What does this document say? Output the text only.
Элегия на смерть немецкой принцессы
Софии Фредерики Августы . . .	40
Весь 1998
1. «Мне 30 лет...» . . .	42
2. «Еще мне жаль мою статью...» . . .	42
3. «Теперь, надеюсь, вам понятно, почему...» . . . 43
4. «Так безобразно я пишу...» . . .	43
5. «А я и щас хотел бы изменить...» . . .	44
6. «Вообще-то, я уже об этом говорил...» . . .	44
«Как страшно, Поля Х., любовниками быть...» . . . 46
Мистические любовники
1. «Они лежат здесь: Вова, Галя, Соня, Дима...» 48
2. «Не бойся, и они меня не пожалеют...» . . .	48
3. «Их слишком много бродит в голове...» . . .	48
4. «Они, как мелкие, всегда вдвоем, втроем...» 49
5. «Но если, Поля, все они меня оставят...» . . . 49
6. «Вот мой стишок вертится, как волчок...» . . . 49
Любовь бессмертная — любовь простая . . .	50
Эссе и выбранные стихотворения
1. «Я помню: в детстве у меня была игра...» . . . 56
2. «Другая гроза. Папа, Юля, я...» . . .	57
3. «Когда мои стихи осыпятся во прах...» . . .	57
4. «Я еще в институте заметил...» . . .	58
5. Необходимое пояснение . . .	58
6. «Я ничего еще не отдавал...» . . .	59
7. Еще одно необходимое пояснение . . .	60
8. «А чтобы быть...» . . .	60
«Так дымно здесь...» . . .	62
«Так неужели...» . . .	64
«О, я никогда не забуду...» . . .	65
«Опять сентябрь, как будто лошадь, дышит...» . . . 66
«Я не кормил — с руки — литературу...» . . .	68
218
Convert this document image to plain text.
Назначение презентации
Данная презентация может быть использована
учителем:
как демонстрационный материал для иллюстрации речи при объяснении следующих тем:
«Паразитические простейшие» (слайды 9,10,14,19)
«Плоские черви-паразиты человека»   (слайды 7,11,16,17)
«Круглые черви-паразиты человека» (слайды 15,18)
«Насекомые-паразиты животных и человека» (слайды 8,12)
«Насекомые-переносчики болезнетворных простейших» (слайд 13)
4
--------
From the line with "Convert this document image to plain text." to the last line of the material, give every line again exactly, and only those lines.

Convert this document image to plain text.
Назначение презентации
Данная презентация может быть использована
учителем:
как демонстрационный материал для иллюстрации речи при объяснении следующих тем:
«Паразитические простейшие» (слайды 9,10,14,19)
«Плоские черви-паразиты человека»   (слайды 7,11,16,17)
«Круглые черви-паразиты человека» (слайды 15,18)
«Насекомые-паразиты животных и человека» (слайды 8,12)
«Насекомые-переносчики болезнетворных простейших» (слайд 13)
4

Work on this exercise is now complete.